* [Dataset records]:
-=-=-=-=-

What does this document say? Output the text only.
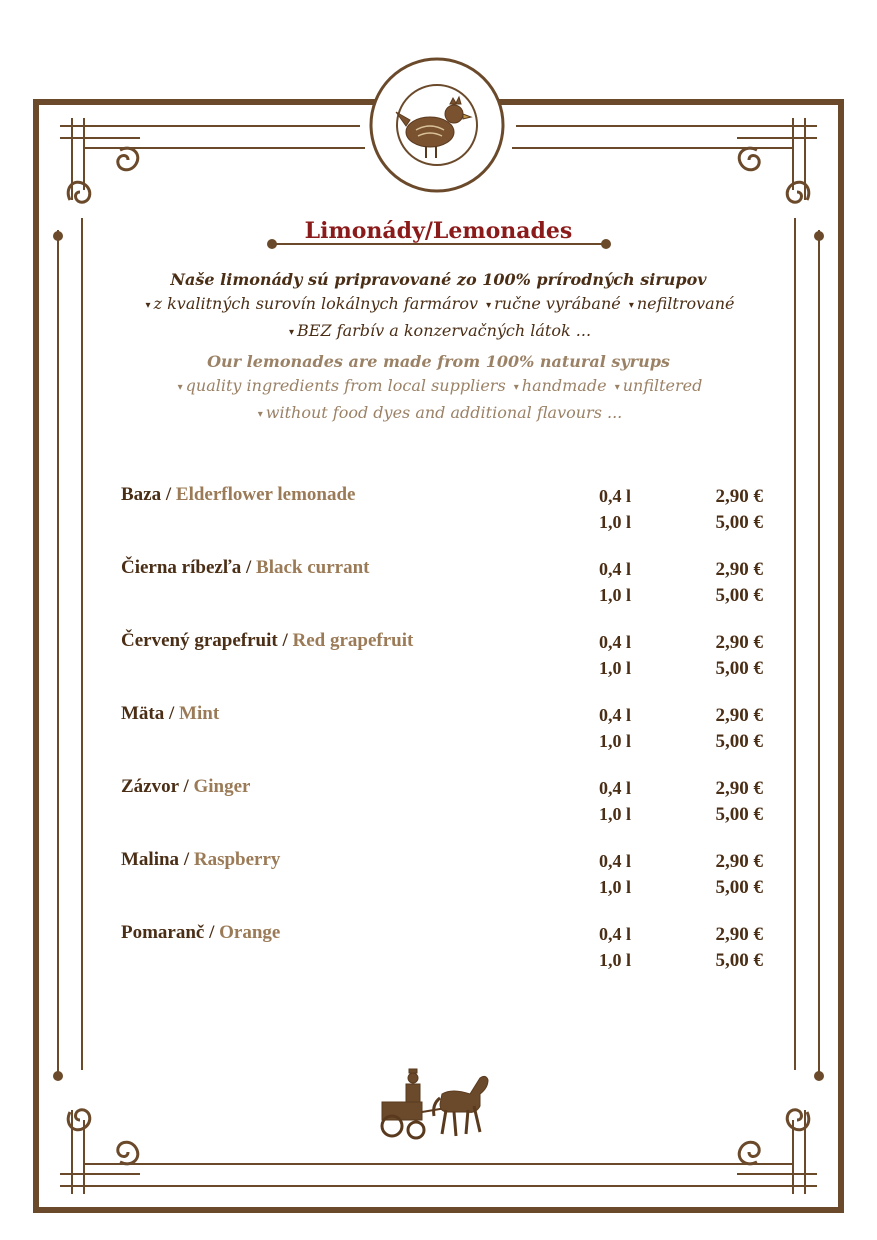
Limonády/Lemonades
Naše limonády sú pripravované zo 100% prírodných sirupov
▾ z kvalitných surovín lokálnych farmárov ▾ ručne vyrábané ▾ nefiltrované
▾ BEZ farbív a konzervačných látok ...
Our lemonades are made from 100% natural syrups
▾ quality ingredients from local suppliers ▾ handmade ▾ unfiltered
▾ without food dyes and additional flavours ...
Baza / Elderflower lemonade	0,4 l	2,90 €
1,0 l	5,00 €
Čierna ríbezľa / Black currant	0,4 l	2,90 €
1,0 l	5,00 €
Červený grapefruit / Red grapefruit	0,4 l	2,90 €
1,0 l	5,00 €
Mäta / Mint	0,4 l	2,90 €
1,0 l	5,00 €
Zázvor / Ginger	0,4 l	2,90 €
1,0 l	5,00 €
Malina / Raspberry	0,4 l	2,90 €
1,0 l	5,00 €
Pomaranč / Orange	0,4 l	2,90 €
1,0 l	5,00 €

-=-=-=-=-

* [Objective]:
List each line of the records that holds the string "from".

* [Task output]:
Our lemonades are made from 100% natural syrups
▾ quality ingredients from local suppliers ▾ handmade ▾ unfiltered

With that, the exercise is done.